*Written problem:* Read the listing below and copy out every line that holds "until".

*Data supplied:*
"""
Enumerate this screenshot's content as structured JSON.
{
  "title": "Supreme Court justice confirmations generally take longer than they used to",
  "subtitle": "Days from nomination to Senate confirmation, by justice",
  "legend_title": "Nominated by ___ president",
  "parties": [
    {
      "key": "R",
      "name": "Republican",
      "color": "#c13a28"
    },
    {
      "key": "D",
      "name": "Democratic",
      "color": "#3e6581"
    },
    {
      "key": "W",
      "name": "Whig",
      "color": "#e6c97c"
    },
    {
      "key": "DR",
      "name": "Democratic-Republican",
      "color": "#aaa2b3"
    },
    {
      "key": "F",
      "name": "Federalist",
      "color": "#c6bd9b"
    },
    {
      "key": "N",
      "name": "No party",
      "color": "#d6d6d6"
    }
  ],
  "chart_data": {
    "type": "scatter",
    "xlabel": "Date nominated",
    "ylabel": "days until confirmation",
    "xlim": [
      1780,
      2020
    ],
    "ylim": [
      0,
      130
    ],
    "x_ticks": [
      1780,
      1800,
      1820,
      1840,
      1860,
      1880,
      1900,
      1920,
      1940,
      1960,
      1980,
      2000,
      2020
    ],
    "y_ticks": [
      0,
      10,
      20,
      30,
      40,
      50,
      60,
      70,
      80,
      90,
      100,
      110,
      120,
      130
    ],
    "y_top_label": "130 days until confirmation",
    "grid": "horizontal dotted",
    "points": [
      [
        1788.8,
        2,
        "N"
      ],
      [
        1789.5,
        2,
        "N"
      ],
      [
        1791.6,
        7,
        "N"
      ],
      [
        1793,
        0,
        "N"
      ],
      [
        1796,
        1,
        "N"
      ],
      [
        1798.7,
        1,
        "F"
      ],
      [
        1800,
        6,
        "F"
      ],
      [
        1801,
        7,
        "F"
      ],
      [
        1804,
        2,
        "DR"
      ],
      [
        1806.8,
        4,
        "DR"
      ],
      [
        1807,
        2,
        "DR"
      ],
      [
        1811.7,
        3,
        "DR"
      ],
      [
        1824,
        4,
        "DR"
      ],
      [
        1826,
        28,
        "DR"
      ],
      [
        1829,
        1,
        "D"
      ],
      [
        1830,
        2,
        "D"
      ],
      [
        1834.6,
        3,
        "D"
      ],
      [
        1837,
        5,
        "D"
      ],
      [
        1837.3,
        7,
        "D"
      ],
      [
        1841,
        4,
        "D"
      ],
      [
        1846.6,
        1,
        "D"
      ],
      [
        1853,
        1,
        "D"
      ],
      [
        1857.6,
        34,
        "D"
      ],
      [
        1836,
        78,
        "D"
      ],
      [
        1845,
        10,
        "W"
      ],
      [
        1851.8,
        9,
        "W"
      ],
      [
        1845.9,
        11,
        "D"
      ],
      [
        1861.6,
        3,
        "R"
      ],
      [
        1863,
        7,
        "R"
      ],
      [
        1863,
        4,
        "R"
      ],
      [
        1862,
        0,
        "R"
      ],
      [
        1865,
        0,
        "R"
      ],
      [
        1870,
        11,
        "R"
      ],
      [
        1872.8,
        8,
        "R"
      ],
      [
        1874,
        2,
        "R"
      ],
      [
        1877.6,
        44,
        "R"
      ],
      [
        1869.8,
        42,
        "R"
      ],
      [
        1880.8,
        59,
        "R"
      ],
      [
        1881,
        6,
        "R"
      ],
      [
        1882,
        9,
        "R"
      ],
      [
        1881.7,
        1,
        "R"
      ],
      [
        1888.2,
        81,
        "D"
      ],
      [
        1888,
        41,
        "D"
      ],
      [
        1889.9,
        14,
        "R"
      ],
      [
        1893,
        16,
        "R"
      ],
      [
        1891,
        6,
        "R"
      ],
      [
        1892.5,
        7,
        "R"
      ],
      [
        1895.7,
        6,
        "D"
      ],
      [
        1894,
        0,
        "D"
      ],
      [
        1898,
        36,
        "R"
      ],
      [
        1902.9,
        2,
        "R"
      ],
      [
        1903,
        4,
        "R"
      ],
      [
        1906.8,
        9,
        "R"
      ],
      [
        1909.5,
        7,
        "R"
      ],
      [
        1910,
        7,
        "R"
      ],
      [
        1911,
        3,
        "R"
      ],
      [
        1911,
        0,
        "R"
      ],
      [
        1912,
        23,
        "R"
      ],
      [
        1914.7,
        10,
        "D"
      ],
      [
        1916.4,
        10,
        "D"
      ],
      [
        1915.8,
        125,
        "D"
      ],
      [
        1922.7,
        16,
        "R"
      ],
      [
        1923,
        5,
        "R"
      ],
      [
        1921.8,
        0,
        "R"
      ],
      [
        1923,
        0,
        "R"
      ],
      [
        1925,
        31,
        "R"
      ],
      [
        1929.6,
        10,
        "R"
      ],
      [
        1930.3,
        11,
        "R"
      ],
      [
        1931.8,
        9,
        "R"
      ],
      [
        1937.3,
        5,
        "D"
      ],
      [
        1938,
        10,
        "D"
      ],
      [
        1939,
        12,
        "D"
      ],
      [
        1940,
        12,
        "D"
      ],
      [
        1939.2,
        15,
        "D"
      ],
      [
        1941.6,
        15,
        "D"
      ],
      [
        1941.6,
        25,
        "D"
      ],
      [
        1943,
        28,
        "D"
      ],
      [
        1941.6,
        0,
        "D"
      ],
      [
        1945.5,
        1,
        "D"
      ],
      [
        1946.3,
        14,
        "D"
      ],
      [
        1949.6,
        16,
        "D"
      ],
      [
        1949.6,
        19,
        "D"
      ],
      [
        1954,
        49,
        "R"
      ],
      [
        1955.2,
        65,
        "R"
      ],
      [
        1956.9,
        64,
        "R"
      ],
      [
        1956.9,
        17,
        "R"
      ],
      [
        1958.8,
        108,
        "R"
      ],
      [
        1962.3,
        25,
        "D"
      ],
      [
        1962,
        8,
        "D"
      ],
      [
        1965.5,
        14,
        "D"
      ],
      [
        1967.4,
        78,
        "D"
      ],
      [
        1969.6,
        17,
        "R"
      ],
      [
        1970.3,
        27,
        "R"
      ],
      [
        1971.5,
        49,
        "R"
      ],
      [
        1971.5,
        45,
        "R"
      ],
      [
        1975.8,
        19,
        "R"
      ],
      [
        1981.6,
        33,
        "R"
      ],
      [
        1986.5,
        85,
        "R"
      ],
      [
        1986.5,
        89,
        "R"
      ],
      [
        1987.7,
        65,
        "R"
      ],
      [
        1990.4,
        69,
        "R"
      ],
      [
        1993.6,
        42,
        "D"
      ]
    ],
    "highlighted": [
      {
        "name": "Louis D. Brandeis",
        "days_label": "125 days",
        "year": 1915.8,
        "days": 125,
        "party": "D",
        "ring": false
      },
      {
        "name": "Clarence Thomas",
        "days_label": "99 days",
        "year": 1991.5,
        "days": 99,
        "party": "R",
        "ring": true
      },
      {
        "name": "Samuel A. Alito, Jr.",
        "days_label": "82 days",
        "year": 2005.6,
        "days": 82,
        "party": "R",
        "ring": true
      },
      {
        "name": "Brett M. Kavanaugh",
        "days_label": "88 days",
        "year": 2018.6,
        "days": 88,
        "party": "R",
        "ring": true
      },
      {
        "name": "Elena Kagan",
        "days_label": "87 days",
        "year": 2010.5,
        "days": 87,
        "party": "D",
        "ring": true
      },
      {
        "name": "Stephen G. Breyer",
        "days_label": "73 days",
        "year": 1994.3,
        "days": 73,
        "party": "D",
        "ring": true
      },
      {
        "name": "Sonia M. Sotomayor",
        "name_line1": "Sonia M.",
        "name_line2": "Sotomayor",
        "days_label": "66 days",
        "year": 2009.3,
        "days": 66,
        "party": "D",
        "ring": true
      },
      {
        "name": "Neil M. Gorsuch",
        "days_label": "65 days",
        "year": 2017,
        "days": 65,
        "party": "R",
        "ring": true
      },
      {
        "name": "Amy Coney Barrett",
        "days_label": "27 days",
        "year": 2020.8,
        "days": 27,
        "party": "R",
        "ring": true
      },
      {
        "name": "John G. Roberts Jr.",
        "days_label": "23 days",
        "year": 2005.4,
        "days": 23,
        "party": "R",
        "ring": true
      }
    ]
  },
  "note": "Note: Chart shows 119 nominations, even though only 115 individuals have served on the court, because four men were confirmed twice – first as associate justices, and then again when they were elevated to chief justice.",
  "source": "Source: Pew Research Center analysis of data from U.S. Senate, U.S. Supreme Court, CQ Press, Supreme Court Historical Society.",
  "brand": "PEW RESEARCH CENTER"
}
"""
*Complete output:*
    "ylabel": "days until confirmation",
    "y_top_label": "130 days until confirmation",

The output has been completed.